Text shown section start
Code sharing between MonoTouch and MonoForAndroid

What would be the best practice to share busines logic c# code between MonoTouch and Mono For Android projects?
Edited:
Initially, my question was about the physical file sharing:
What do you propose to use: network file sharing or some code
version control (git, svn)? In my case I am using two workstations -
Mac (MonoDevelop with MonoTouch) and PC (Visual Studio with
MonoDroid).
What about Solution/Project folder structure? In
"Blog Post: Xamarin Mobile World Congress 2012 Unofficial
Conference App Released!" example structure is quite confusing:
several solutions in one folder and then different platform projects in one
subfolder with different folder and project names. It can not be accomplished nativly
with IDE. Are they editing content of solution files and folder names manualy
outside of IDE environment?
And for projects of common code what kind of profile (template) to
use? Monotouch has several: Empty Project, MonoTouch Library
Project and MonoTouch Binding Projects? In Android i supose -
Android class library?
This is a very general question, but here are a few resources that may help you get started:
Video: Cross-platform Mobile Development
Blog Post: Shared Libraries For Windows Phone 7, MonoDroid and Beyond
Book: Mobile Development with C#
Blog Post: Xamarin Mobile World Congress 2012 Unofficial Conference App Released!
Edit (to answer your new questions)
The idea behind linking files across projects is that there is only one actual copy of the file, rather than having to manage multiple copies and keep them in sync yourself. The file will actually exist in just one project and be linked into the others, but when the projects are compiled it treats the file as if it were actually there.
I can't speak to exactly how they created their folder structure, but I know there have been many cases where I would manually edit project or solution files to get the folder structure I want, because there was no way to get what I wanted through the IDE alone. This really boils down to personal preference on how you want your folders to be structured.
In the end, what you need is a class library project for every platform you want to target. When going with the linked file approach, it's totally up to you where you put the physical files. One approach I use often is to actually create a standard .NET 4.0 class library, put the files in there, and then link them into my Mono for Android and MonoTouch class libraries. If all you care about is targeting iOS and Android, that may be more trouble than it's worth, and you can just let the files live in one project and link them into the other.
Disclaimer: I've got a particular Mvvm methodology that I use for sharing code across multi-platform projects...
Despite this, I genuinely don't believe in "one size fits all" frameworks - I think you need to be careful to pick an approach that best suits your project, your developers and your organisation.
With that said, some of the tools you can use within the Mono development approach are:
using Portable Class Libraries to share exactly the same code between platforms
using platform specific Class Libraries to share code between platforms, linking these using the Project Linker tool from Microsoft
using #define code within your class libraries to provide platform specific implementations of the projects (I personally try to avoid this approach, but it does often provide the quickest route to market)
using DI/IoC techniques to provide components for those occasions when platform specific implementations really are required.
using a assembly linking to provide IoC - e.g. this is what the Xamarin MobileAPI does
using server-based logic for genuine shared functionality - e.g. using REST or SOAP-XML services to implement logic
sharing tests (e.g. NUnit) between platforms to assure the quality of your logic
using shared code techniques - MVC (MonoCross) or MVVM (MonoMobile.Views or MvvmCross) for UI "controller" logic; MonoTouch.Dialog and MonoDroid.Dialog for "View-level" abstractions; CrossGraphics for UI "drawing"; SQLite.Net for database; etc.
I'm finding the MonoTouch, MonoDroid and the Microsoft tools provide real and signigicant benefits in developing cross platform code - but you do have to work and think to achieve this.
Text shown section end
Data listing section start
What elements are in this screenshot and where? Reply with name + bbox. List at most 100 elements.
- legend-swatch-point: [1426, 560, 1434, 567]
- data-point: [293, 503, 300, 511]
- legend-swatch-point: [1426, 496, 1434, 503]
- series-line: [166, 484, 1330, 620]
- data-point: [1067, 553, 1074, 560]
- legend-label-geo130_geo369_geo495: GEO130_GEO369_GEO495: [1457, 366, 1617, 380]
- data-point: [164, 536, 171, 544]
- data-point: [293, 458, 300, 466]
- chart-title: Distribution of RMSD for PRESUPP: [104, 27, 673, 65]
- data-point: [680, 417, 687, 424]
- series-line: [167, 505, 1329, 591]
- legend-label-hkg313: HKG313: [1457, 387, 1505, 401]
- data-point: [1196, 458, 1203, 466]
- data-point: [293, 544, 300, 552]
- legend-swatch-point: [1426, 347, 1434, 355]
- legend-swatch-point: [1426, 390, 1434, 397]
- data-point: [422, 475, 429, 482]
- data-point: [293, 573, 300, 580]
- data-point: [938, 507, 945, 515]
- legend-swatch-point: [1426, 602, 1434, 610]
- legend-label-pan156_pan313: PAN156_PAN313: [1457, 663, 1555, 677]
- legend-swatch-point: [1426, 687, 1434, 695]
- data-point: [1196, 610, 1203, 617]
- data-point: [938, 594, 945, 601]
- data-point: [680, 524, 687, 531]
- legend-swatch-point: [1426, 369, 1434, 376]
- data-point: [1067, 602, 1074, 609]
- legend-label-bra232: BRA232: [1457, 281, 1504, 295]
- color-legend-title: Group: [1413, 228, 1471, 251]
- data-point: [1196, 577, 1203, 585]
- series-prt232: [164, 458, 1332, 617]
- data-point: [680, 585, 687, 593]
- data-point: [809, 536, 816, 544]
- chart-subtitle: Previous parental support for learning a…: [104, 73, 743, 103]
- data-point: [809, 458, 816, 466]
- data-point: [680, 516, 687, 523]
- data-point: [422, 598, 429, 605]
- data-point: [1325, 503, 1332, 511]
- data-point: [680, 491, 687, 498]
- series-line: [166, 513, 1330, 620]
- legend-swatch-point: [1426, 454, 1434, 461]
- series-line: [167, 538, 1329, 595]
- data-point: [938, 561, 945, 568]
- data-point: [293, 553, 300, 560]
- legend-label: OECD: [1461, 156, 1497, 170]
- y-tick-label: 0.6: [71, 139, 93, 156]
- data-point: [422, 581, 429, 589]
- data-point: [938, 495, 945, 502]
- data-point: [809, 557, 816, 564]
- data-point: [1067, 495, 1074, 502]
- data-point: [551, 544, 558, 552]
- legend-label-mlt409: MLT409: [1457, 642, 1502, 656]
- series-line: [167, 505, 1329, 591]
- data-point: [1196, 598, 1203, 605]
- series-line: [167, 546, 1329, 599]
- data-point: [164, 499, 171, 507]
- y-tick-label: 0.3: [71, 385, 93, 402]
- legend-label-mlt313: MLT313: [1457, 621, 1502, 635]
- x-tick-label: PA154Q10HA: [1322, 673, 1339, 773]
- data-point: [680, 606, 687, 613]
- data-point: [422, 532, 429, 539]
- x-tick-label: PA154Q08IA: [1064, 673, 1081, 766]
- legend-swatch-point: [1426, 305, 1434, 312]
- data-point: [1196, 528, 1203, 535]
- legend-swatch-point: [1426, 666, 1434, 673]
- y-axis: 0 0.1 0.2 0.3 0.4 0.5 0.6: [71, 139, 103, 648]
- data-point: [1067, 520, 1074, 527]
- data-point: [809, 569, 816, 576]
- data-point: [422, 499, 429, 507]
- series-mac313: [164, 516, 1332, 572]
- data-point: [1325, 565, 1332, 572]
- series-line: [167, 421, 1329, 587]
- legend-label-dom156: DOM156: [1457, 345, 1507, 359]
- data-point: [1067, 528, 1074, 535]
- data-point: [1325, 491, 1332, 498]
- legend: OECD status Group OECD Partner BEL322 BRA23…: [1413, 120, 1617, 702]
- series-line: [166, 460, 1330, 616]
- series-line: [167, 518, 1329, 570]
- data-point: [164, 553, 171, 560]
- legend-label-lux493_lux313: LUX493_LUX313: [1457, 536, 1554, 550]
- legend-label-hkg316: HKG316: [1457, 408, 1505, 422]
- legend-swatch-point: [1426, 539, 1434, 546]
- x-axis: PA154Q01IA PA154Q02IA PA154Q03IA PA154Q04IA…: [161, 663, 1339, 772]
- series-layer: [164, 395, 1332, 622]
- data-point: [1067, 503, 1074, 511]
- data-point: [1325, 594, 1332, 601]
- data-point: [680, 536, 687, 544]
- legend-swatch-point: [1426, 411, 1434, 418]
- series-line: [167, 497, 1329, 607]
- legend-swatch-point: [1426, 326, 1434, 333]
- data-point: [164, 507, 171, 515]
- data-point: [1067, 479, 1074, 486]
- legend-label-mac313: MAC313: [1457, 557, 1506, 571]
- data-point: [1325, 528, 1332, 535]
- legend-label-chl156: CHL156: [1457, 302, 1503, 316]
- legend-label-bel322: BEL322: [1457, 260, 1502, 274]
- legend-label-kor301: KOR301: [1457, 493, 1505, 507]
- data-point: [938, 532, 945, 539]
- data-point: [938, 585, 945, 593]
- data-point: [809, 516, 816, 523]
Data listing section end
Questions:
**A)** In the discussion on code sharing, which Microsoft tool is named for linking platform-specific class libraries?
**B)** Copy, word for word, the part of the discussion on code sharing that opens with the words containing "What about Solution/Project" and closes with "of IDE environment?".
The records bear no relation to the discussion on code sharing.

Task responses:
**A)** The Project Linker tool.

**B)**
What about Solution/Project folder structure? In
"Blog Post: Xamarin Mobile World Congress 2012 Unofficial
Conference App Released!" example structure is quite confusing:
several solutions in one folder and then different platform projects in one
subfolder with different folder and project names. It can not be accomplished nativly
with IDE. Are they editing content of solution files and folder names manualy
outside of IDE environment?